Written exercise | Below are entries. Pull out all lines containing "Prognose".

Listing |

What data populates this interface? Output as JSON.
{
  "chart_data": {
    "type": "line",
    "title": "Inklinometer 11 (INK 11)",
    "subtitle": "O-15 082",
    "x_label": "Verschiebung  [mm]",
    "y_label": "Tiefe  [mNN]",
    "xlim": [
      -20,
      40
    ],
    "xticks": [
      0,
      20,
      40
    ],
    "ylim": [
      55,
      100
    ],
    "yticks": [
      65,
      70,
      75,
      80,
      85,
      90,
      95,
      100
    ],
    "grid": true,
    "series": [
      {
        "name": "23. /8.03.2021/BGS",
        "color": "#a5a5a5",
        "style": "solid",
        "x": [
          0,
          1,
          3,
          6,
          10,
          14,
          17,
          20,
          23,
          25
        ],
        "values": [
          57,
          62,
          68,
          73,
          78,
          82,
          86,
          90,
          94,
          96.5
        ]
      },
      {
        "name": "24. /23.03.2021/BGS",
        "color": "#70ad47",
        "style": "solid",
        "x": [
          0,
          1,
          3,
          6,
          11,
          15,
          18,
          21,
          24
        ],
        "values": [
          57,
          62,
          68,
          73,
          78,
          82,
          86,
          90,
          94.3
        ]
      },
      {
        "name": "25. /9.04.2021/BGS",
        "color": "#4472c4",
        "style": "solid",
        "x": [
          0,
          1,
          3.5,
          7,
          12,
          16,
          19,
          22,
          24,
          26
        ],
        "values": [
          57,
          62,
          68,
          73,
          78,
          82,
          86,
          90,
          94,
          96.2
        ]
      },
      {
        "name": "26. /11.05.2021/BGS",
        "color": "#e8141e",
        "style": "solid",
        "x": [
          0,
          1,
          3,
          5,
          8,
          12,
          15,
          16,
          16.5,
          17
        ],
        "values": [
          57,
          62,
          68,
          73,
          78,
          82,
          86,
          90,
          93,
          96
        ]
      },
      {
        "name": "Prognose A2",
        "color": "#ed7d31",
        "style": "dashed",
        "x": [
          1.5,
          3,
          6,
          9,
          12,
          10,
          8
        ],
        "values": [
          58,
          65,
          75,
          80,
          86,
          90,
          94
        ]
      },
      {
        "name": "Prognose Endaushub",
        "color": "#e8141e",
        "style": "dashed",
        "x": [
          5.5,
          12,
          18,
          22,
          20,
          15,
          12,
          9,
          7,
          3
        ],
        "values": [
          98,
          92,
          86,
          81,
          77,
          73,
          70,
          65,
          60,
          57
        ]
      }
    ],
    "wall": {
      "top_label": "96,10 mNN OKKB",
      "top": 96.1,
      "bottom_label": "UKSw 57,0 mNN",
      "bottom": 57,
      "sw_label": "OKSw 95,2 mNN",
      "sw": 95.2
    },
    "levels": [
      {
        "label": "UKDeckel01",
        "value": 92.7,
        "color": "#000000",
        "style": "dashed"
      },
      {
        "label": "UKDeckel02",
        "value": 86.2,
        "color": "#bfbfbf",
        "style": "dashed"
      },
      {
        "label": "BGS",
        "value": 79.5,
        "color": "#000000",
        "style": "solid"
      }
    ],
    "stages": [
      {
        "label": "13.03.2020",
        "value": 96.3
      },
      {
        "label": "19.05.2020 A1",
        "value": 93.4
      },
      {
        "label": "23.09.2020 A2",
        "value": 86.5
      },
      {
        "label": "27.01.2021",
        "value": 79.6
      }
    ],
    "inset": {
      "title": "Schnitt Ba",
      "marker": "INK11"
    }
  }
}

Full answer |
        "name": "Prognose A2",
        "name": "Prognose Endaushub",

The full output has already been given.